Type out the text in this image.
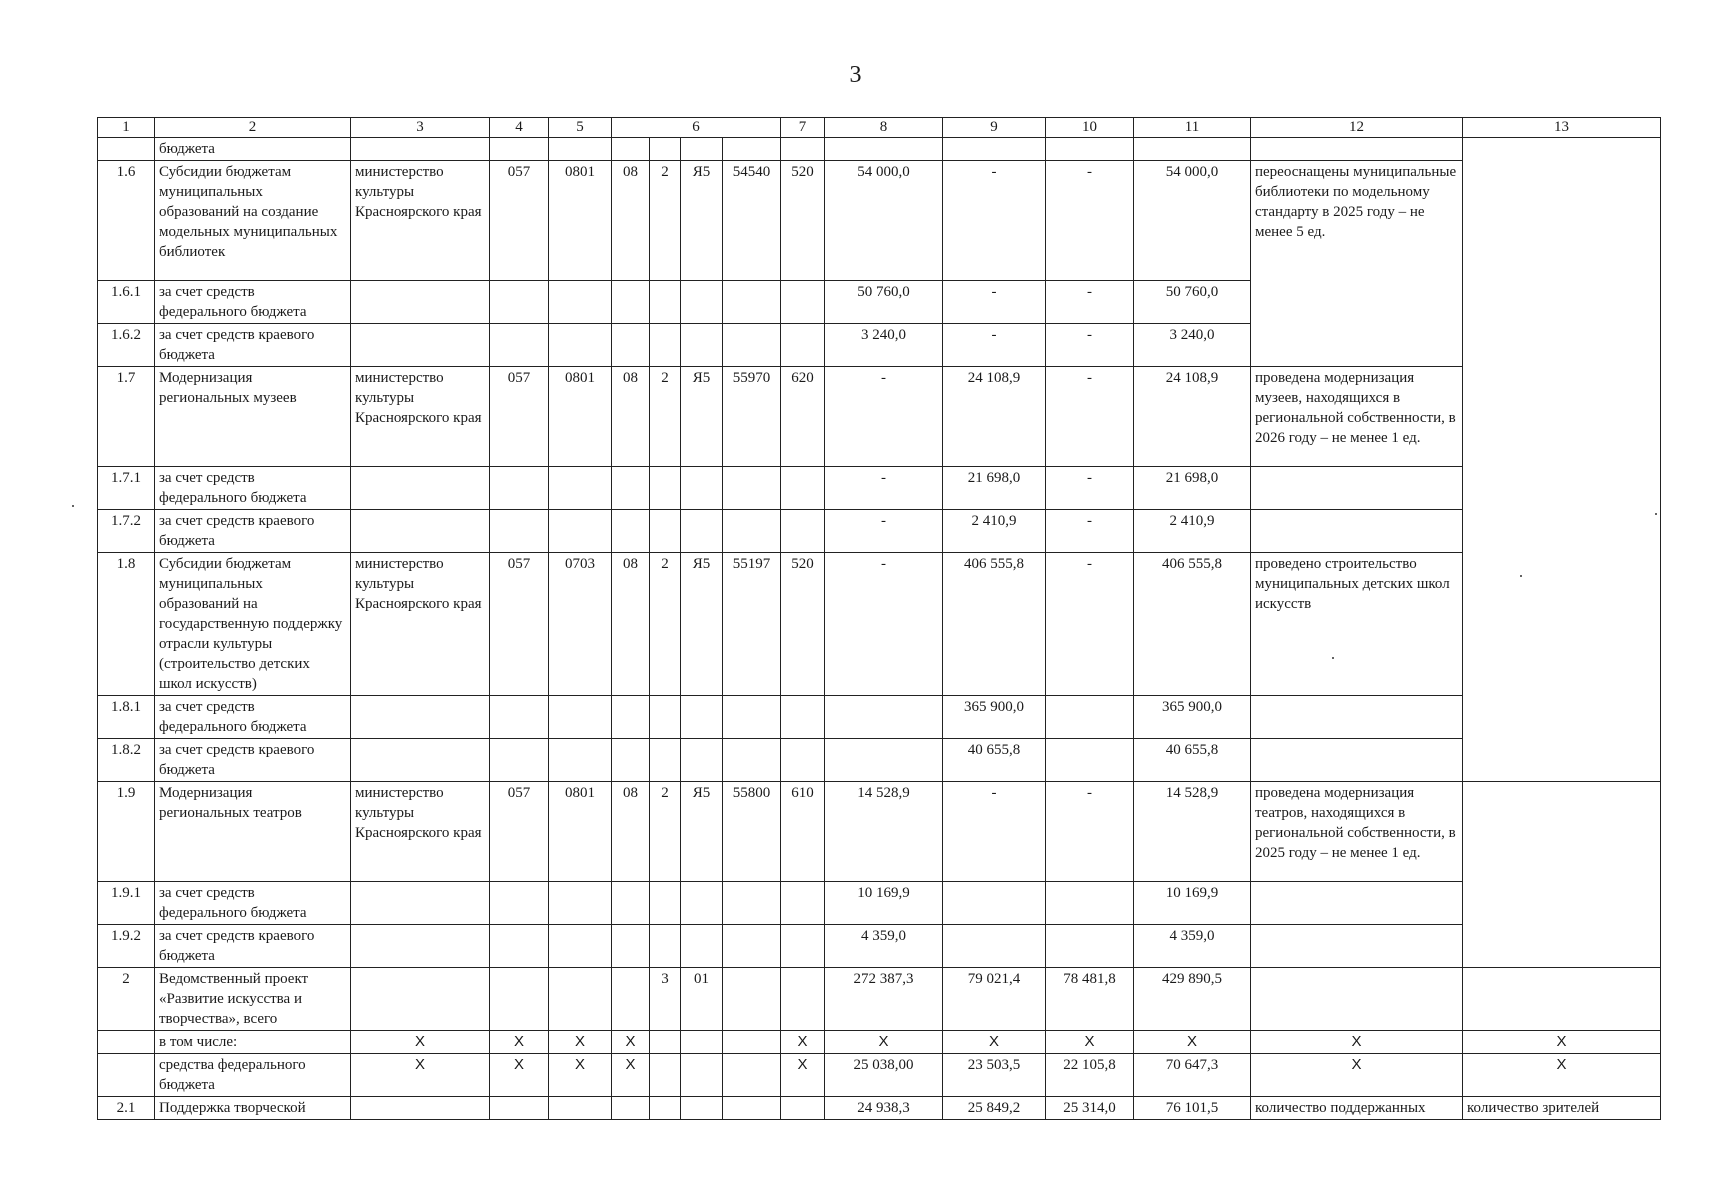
3
1	2	3	4	5	6				7	8	9	10	11	12	13
	бюджета														
1.6	Субсидии бюджетам муниципальных образований на создание модельных муниципальных библиотек	министерство культуры Красноярского края	057	0801	08	2	Я5	54540	520	54 000,0	-	-	54 000,0	переоснащены муниципальные библиотеки по модельному стандарту в 2025 году – не менее 5 ед.	
1.6.1	за счет средств федерального бюджета									50 760,0	-	-	50 760,0		
1.6.2	за счет средств краевого бюджета									3 240,0	-	-	3 240,0		
1.7	Модернизация региональных музеев	министерство культуры Красноярского края	057	0801	08	2	Я5	55970	620	-	24 108,9	-	24 108,9	проведена модернизация музеев, находящихся в региональной собственности, в 2026 году – не менее 1 ед.	
1.7.1	за счет средств федерального бюджета									-	21 698,0	-	21 698,0		
1.7.2	за счет средств краевого бюджета									-	2 410,9	-	2 410,9		
1.8	Субсидии бюджетам муниципальных образований на государственную поддержку отрасли культуры (строительство детских школ искусств)	министерство культуры Красноярского края	057	0703	08	2	Я5	55197	520	-	406 555,8	-	406 555,8	проведено строительство муниципальных детских школ искусств	
1.8.1	за счет средств федерального бюджета										365 900,0		365 900,0		
1.8.2	за счет средств краевого бюджета										40 655,8		40 655,8		
1.9	Модернизация региональных театров	министерство культуры Красноярского края	057	0801	08	2	Я5	55800	610	14 528,9	-	-	14 528,9	проведена модернизация театров, находящихся в региональной собственности, в 2025 году – не менее 1 ед.	
1.9.1	за счет средств федерального бюджета									10 169,9			10 169,9		
1.9.2	за счет средств краевого бюджета									4 359,0			4 359,0		
2	Ведомственный проект «Развитие искусства и творчества», всего					3	01			272 387,3	79 021,4	78 481,8	429 890,5		
	в том числе:	Х	Х	Х	Х				Х	Х	Х	Х	Х	Х	Х
	средства федерального бюджета	Х	Х	Х	Х				Х	25 038,00	23 503,5	22 105,8	70 647,3	Х	Х
2.1	Поддержка творческой									24 938,3	25 849,2	25 314,0	76 101,5	количество поддержанных	количество зрителей
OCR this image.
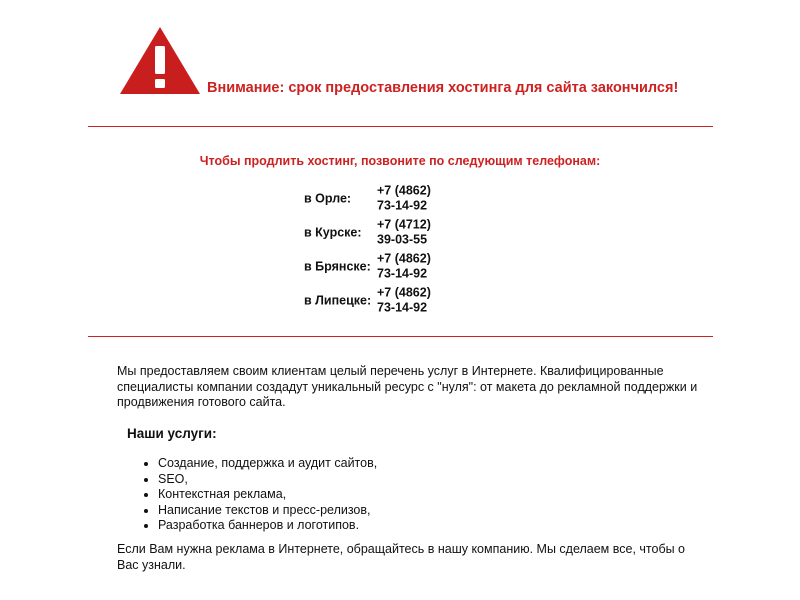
Внимание: срок предоставления хостинга для сайта закончился!
Чтобы продлить хостинг, позвоните по следующим телефонам:
в Орле:
+7 (4862) 73-14-92
в Курске:
+7 (4712) 39-03-55
в Брянске:
+7 (4862) 73-14-92
в Липецке:
+7 (4862) 73-14-92
Мы предоставляем своим клиентам целый перечень услуг в Интернете. Квалифицированные специалисты компании создадут уникальный ресурс с "нуля": от макета до рекламной поддержки и продвижения готового сайта.
Наши услуги:
• Создание, поддержка и аудит сайтов,
• SEO,
• Контекстная реклама,
• Написание текстов и пресс-релизов,
• Разработка баннеров и логотипов.
Если Вам нужна реклама в Интернете, обращайтесь в нашу компанию. Мы сделаем все, чтобы о Вас узнали.
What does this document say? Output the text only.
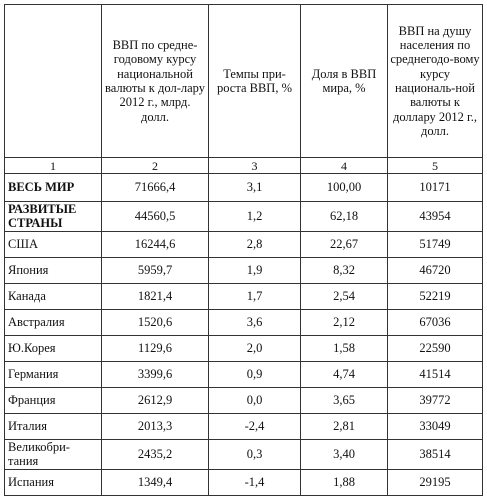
	ВВП по средне-годовому курсу национальной валюты к дол-лару 2012 г., млрд. долл.	Темпы при-роста ВВП, %	Доля в ВВП мира, %	ВВП на душу населения по среднегодо-вому курсу националь-ной валюты к доллару 2012 г., долл.

1	2	3	4	5
ВЕСЬ МИР	71666,4	3,1	100,00	10171
РАЗВИТЫЕ СТРАНЫ	44560,5	1,2	62,18	43954
США	16244,6	2,8	22,67	51749
Япония	5959,7	1,9	8,32	46720
Канада	1821,4	1,7	2,54	52219
Австралия	1520,6	3,6	2,12	67036
Ю.Корея	1129,6	2,0	1,58	22590
Германия	3399,6	0,9	4,74	41514
Франция	2612,9	0,0	3,65	39772
Италия	2013,3	-2,4	2,81	33049
Великобри-тания	2435,2	0,3	3,40	38514
Испания	1349,4	-1,4	1,88	29195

* [Work to be completed]: What is the number of lines that hold the string "text"? Give it alone.

* [Solution to this problem]: 2